## EXERCISE REQUIREMENTS
Find the word "XINJIAN" in the material below and gather every line that contains it.

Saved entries
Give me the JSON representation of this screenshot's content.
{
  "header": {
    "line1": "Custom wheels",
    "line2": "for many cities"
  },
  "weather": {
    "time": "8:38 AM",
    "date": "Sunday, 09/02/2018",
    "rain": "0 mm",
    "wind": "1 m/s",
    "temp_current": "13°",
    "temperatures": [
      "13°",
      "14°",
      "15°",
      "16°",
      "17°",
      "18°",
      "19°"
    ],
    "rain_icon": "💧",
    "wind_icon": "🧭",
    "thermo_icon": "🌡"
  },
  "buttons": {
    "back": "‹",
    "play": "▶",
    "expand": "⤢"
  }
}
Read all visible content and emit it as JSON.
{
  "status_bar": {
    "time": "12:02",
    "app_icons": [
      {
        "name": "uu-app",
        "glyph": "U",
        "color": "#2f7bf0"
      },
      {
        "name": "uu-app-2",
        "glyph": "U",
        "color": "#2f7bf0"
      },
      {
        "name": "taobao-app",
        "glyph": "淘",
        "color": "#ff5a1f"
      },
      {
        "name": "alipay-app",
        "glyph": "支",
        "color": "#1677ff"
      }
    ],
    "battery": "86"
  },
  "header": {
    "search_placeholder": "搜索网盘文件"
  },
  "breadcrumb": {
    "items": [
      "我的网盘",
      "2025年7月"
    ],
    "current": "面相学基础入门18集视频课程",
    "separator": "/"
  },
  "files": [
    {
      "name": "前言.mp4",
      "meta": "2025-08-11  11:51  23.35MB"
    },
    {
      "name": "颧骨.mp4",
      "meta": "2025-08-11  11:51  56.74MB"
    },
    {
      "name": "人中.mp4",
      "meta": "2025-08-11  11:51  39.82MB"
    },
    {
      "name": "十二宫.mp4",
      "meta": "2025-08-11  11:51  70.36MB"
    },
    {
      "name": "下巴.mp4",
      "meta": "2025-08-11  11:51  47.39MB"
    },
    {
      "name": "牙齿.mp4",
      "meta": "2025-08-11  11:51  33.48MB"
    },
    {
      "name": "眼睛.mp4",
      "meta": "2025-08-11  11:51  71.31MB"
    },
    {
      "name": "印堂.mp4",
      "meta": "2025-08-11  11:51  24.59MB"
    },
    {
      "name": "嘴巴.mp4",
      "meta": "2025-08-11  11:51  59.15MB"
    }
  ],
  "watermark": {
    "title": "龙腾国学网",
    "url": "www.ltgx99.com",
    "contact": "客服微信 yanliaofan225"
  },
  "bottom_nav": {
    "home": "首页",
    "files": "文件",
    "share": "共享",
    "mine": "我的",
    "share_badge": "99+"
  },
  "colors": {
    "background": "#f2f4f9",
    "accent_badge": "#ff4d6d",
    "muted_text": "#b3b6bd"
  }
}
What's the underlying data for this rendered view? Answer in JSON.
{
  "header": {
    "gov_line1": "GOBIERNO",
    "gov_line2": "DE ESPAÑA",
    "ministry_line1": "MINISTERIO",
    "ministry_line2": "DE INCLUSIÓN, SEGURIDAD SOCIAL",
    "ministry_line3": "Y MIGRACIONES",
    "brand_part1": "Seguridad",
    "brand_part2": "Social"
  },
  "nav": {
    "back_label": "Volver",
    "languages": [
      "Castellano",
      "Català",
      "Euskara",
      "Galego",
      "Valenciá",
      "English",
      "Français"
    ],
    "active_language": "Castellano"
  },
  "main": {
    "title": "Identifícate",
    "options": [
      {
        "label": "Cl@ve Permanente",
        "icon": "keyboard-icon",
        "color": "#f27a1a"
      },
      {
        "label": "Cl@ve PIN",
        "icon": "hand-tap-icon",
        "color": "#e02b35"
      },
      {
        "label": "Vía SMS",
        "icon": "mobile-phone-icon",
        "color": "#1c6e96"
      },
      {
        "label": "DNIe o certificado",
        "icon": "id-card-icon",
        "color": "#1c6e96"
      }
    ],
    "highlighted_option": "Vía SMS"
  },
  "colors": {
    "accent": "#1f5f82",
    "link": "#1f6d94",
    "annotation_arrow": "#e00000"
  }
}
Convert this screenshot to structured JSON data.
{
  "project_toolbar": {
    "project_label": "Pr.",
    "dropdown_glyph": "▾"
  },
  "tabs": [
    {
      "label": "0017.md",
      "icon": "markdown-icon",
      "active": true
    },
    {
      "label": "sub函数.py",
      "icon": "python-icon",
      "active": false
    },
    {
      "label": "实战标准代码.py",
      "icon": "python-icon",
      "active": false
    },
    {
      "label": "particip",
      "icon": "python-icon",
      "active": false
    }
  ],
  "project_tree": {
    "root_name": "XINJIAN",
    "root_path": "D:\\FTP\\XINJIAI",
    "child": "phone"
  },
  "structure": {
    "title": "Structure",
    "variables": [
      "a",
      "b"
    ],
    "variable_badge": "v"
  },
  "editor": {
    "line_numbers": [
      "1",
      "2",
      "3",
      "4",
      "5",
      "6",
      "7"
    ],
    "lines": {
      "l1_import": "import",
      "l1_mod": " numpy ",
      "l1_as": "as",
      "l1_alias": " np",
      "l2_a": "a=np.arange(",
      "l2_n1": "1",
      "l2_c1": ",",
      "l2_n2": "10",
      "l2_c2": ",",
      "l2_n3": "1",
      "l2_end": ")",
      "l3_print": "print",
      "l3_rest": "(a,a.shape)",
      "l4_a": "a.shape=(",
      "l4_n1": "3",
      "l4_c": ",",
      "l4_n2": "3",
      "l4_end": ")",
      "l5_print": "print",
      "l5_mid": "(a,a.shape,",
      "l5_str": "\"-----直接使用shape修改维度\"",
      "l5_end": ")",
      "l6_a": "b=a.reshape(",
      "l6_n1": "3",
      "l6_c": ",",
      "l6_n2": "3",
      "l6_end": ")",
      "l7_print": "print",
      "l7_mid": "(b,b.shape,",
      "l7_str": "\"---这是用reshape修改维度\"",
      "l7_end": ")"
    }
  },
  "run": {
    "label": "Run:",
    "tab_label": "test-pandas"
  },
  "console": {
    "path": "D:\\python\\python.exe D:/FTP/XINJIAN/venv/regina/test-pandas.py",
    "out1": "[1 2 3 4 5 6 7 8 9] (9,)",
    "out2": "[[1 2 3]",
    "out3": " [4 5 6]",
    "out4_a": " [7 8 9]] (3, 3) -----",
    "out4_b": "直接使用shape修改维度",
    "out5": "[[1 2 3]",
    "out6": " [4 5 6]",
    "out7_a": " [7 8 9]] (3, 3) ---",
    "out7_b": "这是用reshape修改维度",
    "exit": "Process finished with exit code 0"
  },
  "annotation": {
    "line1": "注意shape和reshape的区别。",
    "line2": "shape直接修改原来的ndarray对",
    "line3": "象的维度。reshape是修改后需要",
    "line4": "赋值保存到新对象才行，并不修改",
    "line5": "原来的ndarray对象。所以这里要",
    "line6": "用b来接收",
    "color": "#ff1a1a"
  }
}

## SOLUTION
    "root_name": "XINJIAN",
    "path": "D:\\python\\python.exe D:/FTP/XINJIAN/venv/regina/test-pandas.py",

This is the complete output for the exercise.